Data extract
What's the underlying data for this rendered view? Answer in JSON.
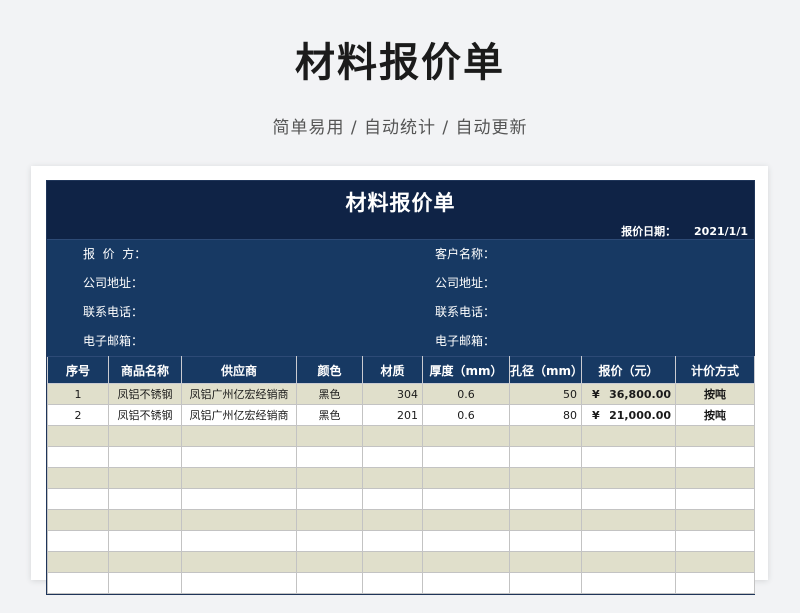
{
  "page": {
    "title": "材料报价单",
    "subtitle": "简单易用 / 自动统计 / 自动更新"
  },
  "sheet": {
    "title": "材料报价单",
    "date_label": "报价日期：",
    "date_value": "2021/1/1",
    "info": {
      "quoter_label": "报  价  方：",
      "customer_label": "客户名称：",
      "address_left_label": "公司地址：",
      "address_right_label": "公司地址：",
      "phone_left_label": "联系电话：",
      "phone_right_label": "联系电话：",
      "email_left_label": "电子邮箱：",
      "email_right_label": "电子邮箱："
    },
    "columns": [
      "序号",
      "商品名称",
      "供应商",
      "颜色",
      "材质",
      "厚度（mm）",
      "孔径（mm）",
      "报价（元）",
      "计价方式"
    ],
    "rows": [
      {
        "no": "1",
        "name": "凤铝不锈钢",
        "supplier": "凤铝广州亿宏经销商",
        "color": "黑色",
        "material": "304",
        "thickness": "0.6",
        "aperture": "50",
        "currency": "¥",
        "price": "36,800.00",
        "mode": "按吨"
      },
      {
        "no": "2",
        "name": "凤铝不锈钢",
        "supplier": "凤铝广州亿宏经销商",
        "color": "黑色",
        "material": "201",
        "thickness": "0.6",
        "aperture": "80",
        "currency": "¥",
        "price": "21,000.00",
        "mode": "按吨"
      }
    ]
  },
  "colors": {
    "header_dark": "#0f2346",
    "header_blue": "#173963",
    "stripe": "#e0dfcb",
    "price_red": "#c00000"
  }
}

Problem to solve
Pictures are excluded; copy all other data exactly as shown.

The reply
What's the underlying data for this rendered view? Answer in JSON.
{
  "page": {
    "title": "材料报价单",
    "subtitle": "简单易用 / 自动统计 / 自动更新"
  },
  "sheet": {
    "title": "材料报价单",
    "date_label": "报价日期：",
    "date_value": "2021/1/1",
    "info": {
      "quoter_label": "报  价  方：",
      "customer_label": "客户名称：",
      "address_left_label": "公司地址：",
      "address_right_label": "公司地址：",
      "phone_left_label": "联系电话：",
      "phone_right_label": "联系电话：",
      "email_left_label": "电子邮箱：",
      "email_right_label": "电子邮箱："
    },
    "columns": [
      "序号",
      "商品名称",
      "供应商",
      "颜色",
      "材质",
      "厚度（mm）",
      "孔径（mm）",
      "报价（元）",
      "计价方式"
    ],
    "rows": [
      {
        "no": "1",
        "name": "凤铝不锈钢",
        "supplier": "凤铝广州亿宏经销商",
        "color": "黑色",
        "material": "304",
        "thickness": "0.6",
        "aperture": "50",
        "currency": "¥",
        "price": "36,800.00",
        "mode": "按吨"
      },
      {
        "no": "2",
        "name": "凤铝不锈钢",
        "supplier": "凤铝广州亿宏经销商",
        "color": "黑色",
        "material": "201",
        "thickness": "0.6",
        "aperture": "80",
        "currency": "¥",
        "price": "21,000.00",
        "mode": "按吨"
      }
    ]
  },
  "colors": {
    "header_dark": "#0f2346",
    "header_blue": "#173963",
    "stripe": "#e0dfcb",
    "price_red": "#c00000"
  }
}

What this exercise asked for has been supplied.